• _Objective_
Repeat each line exactly, leaving nothing out.

• _Records provided_
----------
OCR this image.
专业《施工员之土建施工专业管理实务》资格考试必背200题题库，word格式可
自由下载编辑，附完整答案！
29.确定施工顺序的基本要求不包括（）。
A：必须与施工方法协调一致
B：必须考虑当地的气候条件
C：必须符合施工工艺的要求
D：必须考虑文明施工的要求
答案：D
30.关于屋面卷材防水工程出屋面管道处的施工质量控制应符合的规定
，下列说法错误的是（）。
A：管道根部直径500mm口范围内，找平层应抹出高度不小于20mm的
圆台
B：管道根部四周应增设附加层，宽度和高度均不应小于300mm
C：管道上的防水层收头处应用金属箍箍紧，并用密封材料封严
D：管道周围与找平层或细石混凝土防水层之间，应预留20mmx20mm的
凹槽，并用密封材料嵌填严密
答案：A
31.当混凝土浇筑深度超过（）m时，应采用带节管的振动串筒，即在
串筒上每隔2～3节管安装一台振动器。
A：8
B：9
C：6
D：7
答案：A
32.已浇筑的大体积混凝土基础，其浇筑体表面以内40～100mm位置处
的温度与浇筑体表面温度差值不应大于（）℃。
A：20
----------
• _Solved problem_
OCR this image.
专业《施工员之土建施工专业管理实务》资格考试必背200题题库，word格式可
自由下载编辑，附完整答案！
29.确定施工顺序的基本要求不包括（）。
A：必须与施工方法协调一致
B：必须考虑当地的气候条件
C：必须符合施工工艺的要求
D：必须考虑文明施工的要求
答案：D
30.关于屋面卷材防水工程出屋面管道处的施工质量控制应符合的规定
，下列说法错误的是（）。
A：管道根部直径500mm口范围内，找平层应抹出高度不小于20mm的
圆台
B：管道根部四周应增设附加层，宽度和高度均不应小于300mm
C：管道上的防水层收头处应用金属箍箍紧，并用密封材料封严
D：管道周围与找平层或细石混凝土防水层之间，应预留20mmx20mm的
凹槽，并用密封材料嵌填严密
答案：A
31.当混凝土浇筑深度超过（）m时，应采用带节管的振动串筒，即在
串筒上每隔2～3节管安装一台振动器。
A：8
B：9
C：6
D：7
答案：A
32.已浇筑的大体积混凝土基础，其浇筑体表面以内40～100mm位置处
的温度与浇筑体表面温度差值不应大于（）℃。
A：20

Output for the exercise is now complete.